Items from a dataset
____
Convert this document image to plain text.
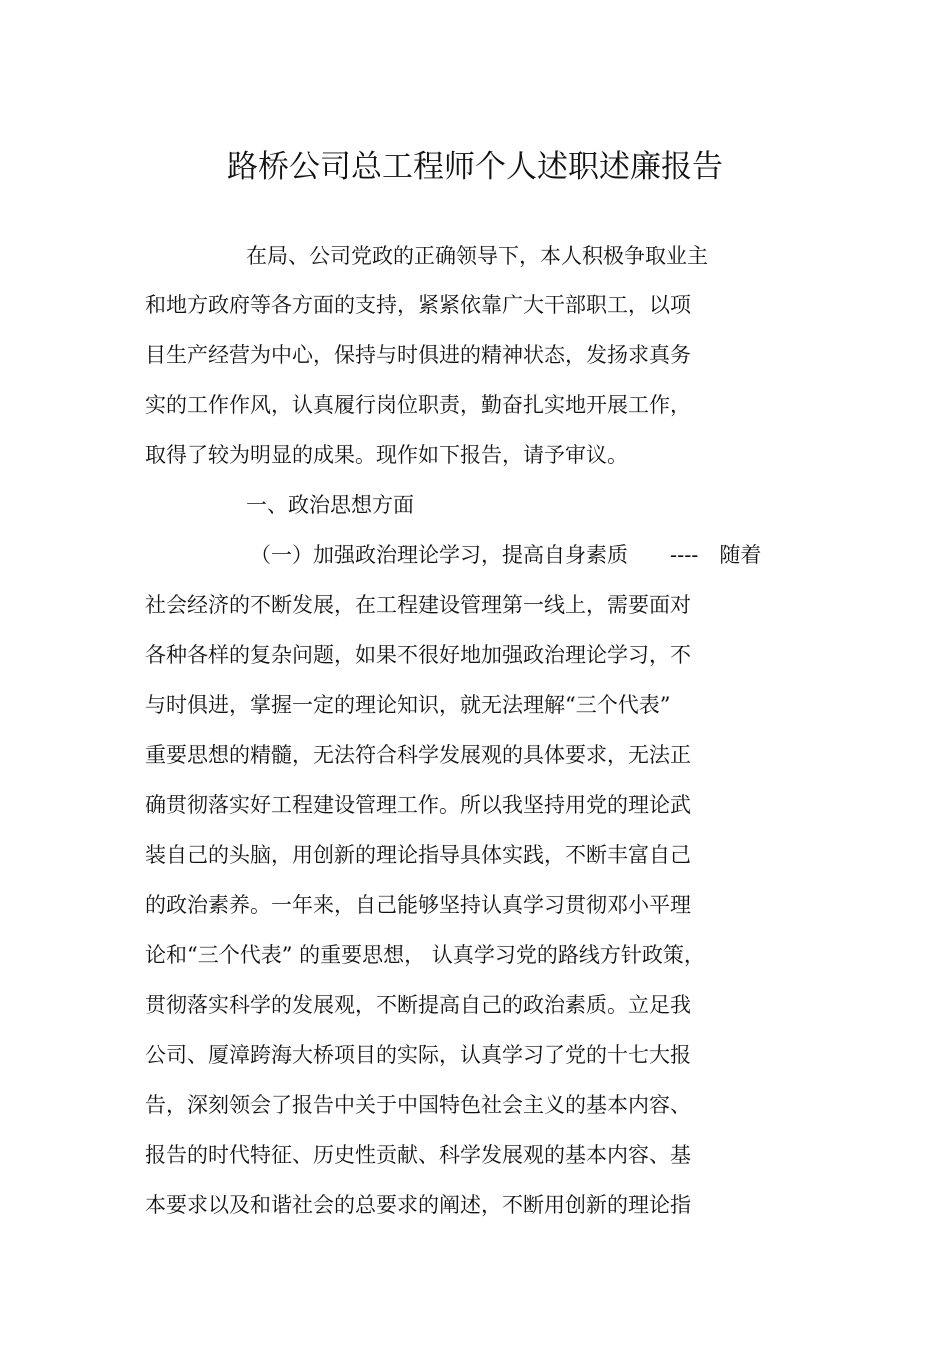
路桥公司总工程师个人述职述廉报告

在局、公司党政的正确领导下，本人积极争取业主

和地方政府等各方面的支持，紧紧依靠广大干部职工，以项

目生产经营为中心，保持与时俱进的精神状态，发扬求真务

实的工作作风，认真履行岗位职责，勤奋扎实地开展工作，

取得了较为明显的成果。现作如下报告，请予审议。

一、政治思想方面

（一）加强政治理论学习，提高自身素质　　----　随着

社会经济的不断发展，在工程建设管理第一线上，需要面对

各种各样的复杂问题，如果不很好地加强政治理论学习，不

与时俱进，掌握一定的理论知识，就无法理解“三个代表”

重要思想的精髓，无法符合科学发展观的具体要求，无法正

确贯彻落实好工程建设管理工作。所以我坚持用党的理论武

装自己的头脑，用创新的理论指导具体实践，不断丰富自己

的政治素养。一年来，自己能够坚持认真学习贯彻邓小平理

论和“三个代表” 的重要思想， 认真学习党的路线方针政策，

贯彻落实科学的发展观，不断提高自己的政治素质。立足我

公司、厦漳跨海大桥项目的实际，认真学习了党的十七大报

告，深刻领会了报告中关于中国特色社会主义的基本内容、

报告的时代特征、历史性贡献、科学发展观的基本内容、基

本要求以及和谐社会的总要求的阐述，不断用创新的理论指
____
▶ What the task requires:
Copy out all the records exactly, excluding pictures.

▶ Solution below:
Convert this document image to plain text.
路桥公司总工程师个人述职述廉报告

在局、公司党政的正确领导下，本人积极争取业主

和地方政府等各方面的支持，紧紧依靠广大干部职工，以项

目生产经营为中心，保持与时俱进的精神状态，发扬求真务

实的工作作风，认真履行岗位职责，勤奋扎实地开展工作，

取得了较为明显的成果。现作如下报告，请予审议。

一、政治思想方面

（一）加强政治理论学习，提高自身素质　　----　随着

社会经济的不断发展，在工程建设管理第一线上，需要面对

各种各样的复杂问题，如果不很好地加强政治理论学习，不

与时俱进，掌握一定的理论知识，就无法理解“三个代表”

重要思想的精髓，无法符合科学发展观的具体要求，无法正

确贯彻落实好工程建设管理工作。所以我坚持用党的理论武

装自己的头脑，用创新的理论指导具体实践，不断丰富自己

的政治素养。一年来，自己能够坚持认真学习贯彻邓小平理

论和“三个代表” 的重要思想， 认真学习党的路线方针政策，

贯彻落实科学的发展观，不断提高自己的政治素质。立足我

公司、厦漳跨海大桥项目的实际，认真学习了党的十七大报

告，深刻领会了报告中关于中国特色社会主义的基本内容、

报告的时代特征、历史性贡献、科学发展观的基本内容、基

本要求以及和谐社会的总要求的阐述，不断用创新的理论指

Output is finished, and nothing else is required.